#### Instruction:
Find the string "this" and gather every line that holds it.

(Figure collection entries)
== == ==
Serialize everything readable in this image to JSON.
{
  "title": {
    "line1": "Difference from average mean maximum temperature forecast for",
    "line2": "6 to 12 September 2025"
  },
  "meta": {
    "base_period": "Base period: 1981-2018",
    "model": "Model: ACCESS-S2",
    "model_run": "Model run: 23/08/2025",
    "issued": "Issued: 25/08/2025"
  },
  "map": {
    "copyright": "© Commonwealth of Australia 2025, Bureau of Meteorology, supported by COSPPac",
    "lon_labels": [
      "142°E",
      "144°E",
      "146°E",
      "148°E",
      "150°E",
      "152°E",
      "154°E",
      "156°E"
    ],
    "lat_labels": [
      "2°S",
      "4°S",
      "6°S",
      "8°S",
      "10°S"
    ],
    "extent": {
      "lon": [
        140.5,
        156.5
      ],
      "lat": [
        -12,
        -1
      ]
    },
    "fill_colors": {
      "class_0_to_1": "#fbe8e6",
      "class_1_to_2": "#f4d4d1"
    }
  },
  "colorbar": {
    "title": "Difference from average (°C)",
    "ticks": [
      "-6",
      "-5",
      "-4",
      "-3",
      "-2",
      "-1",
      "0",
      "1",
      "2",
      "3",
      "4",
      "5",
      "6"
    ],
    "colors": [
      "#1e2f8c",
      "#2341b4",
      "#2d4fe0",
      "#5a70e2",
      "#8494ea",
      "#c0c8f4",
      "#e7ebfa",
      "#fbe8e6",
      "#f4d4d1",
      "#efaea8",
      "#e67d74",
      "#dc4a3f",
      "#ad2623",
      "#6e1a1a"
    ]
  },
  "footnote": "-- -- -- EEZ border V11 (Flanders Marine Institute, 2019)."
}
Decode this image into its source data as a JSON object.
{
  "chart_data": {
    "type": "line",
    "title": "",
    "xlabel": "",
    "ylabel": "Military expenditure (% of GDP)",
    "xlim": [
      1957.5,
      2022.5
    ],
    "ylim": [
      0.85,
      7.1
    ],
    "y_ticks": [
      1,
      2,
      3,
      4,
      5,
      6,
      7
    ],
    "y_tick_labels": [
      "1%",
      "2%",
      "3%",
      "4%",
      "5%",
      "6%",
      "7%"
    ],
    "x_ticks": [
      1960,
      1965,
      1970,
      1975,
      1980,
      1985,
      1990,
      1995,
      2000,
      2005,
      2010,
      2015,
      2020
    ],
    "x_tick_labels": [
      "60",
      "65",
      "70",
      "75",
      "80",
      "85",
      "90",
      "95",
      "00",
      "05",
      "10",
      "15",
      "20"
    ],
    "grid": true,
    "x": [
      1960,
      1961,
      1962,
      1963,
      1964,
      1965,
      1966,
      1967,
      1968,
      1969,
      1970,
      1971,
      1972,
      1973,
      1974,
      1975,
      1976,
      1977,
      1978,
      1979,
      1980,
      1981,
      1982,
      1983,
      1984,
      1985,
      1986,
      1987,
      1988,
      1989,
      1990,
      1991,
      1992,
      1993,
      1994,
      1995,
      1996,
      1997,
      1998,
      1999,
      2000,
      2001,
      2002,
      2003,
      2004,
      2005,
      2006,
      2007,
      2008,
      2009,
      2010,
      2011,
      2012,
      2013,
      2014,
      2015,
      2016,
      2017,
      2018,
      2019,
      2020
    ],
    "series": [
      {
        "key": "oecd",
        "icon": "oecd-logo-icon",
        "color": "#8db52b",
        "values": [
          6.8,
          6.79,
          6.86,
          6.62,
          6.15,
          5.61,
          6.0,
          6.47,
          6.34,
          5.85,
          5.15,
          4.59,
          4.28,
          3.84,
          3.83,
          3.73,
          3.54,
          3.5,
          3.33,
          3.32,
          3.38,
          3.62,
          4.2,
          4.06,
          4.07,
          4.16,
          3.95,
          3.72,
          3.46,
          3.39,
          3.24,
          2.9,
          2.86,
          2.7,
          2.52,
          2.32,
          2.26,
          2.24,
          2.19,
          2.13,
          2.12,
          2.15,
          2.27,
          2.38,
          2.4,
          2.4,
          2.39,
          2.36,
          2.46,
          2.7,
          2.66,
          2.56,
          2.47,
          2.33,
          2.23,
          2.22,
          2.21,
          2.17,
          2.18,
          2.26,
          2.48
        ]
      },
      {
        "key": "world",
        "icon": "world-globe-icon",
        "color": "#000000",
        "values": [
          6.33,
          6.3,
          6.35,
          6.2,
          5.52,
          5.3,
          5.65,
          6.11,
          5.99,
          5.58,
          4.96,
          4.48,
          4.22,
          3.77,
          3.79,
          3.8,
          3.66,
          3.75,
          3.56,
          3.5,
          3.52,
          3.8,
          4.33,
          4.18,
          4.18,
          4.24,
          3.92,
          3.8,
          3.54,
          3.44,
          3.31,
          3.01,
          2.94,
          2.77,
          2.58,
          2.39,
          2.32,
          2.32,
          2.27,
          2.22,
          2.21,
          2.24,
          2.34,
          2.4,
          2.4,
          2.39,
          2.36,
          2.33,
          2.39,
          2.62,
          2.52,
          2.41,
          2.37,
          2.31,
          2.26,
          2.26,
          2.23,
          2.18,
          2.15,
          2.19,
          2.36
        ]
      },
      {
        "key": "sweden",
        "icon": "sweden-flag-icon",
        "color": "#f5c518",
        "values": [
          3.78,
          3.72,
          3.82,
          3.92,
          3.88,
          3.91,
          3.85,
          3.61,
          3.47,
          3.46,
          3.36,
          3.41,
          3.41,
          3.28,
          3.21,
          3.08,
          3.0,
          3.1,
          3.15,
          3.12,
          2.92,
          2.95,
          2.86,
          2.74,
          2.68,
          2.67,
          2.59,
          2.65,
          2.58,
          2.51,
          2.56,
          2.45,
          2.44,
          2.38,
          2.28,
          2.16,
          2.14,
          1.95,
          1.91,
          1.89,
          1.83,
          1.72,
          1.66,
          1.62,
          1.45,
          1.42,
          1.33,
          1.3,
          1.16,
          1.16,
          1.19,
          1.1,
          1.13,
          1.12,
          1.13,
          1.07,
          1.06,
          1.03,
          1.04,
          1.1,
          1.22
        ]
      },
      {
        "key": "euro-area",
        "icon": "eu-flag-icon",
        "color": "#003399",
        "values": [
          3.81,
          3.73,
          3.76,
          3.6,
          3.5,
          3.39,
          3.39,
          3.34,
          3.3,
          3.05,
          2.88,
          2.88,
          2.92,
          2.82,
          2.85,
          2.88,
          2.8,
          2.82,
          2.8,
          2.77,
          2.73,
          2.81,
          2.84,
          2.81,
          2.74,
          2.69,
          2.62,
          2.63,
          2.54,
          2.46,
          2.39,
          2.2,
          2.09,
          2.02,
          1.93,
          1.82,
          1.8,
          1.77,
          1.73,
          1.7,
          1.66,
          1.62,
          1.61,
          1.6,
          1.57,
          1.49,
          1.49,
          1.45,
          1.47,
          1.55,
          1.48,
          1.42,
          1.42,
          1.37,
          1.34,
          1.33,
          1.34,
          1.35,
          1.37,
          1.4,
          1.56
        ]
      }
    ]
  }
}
== == ==
#### Written solution:
Serialize everything readable in this image to JSON.
Decode this image into its source data as a JSON object.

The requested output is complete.